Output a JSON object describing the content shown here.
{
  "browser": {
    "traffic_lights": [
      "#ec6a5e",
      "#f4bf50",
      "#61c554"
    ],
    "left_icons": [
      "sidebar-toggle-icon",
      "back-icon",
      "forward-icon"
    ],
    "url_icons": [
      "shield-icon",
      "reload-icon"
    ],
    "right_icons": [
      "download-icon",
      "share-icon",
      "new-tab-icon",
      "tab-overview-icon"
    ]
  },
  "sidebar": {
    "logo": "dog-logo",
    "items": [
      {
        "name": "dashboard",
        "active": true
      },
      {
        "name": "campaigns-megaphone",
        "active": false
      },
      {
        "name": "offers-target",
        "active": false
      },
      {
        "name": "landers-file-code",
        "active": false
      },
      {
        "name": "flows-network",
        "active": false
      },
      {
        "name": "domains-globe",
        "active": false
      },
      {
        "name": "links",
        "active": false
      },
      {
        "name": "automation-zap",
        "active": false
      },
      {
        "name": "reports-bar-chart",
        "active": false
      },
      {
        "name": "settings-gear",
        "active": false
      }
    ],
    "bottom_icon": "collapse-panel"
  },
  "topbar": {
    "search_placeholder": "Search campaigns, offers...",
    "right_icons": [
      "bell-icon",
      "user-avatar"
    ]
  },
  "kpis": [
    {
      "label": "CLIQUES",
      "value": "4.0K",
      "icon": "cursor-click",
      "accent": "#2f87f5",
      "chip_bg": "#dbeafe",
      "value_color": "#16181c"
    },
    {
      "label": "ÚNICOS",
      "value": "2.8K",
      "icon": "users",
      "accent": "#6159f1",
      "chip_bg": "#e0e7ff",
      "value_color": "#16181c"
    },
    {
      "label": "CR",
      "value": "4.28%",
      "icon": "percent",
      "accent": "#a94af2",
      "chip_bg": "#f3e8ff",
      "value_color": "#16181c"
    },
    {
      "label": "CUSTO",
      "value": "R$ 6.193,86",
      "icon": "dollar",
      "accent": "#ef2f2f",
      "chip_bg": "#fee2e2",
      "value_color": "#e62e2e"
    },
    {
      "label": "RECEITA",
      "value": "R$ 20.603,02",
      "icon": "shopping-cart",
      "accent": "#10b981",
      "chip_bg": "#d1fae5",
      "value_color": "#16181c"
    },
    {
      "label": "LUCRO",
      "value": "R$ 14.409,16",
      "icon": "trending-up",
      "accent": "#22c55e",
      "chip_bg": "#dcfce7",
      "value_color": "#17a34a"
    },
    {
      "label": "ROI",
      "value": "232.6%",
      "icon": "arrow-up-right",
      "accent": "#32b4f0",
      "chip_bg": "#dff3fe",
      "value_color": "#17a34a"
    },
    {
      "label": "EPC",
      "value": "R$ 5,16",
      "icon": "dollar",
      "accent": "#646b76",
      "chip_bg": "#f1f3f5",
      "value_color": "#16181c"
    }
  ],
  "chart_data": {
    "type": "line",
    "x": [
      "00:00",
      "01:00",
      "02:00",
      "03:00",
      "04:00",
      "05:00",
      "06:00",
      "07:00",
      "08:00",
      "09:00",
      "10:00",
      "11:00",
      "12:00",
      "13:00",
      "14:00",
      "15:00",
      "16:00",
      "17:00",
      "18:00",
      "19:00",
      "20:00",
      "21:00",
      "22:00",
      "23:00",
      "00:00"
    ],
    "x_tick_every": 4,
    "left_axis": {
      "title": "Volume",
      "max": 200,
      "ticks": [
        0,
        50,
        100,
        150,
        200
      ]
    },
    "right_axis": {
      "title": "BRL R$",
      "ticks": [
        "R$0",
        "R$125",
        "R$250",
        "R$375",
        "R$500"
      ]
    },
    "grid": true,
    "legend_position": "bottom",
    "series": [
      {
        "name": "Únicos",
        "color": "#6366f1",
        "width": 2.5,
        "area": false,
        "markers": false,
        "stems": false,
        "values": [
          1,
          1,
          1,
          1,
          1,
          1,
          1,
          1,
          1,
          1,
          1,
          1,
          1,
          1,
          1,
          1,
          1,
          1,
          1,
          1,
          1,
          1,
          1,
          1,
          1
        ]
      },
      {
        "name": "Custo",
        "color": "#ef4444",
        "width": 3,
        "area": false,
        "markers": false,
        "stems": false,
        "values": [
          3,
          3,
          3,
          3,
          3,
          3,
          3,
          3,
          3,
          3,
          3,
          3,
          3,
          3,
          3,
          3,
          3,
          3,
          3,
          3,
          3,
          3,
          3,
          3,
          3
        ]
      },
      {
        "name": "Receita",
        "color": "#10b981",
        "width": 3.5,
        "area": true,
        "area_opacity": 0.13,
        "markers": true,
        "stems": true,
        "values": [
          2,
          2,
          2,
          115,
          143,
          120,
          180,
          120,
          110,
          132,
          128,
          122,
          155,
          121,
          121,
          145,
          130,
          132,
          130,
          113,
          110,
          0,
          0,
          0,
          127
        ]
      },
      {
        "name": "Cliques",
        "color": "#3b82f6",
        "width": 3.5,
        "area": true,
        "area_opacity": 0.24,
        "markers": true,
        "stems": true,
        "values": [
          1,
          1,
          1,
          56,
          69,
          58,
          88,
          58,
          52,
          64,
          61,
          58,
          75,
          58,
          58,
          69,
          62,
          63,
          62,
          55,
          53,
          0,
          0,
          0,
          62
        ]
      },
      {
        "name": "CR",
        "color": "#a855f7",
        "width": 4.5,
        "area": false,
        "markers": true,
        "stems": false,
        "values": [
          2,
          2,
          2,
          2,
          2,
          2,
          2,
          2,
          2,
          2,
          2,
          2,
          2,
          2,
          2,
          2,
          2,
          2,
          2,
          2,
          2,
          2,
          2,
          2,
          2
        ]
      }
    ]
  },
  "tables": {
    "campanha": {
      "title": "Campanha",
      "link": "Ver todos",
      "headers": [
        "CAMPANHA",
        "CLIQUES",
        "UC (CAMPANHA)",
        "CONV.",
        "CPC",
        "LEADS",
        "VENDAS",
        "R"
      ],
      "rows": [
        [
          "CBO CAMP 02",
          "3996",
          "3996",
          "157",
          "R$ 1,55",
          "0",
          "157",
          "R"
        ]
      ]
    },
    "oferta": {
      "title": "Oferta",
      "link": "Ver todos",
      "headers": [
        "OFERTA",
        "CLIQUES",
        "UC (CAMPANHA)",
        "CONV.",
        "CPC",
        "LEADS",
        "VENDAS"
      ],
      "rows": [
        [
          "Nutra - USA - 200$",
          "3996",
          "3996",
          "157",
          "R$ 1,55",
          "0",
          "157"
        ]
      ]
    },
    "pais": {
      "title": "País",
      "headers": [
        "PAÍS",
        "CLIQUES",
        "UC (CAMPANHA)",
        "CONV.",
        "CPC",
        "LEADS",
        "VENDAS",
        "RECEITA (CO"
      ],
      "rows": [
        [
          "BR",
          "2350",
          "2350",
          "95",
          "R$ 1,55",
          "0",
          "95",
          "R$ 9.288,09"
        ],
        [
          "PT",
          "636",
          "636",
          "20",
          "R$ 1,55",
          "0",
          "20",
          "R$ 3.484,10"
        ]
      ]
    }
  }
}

(TASK GOAL) Collect each line of the entries that has the word "width", copying it in full.

(COMPLETE OUTPUT)
        "width": 2.5,
        "width": 3,
        "width": 3.5,
        "width": 3.5,
        "width": 4.5,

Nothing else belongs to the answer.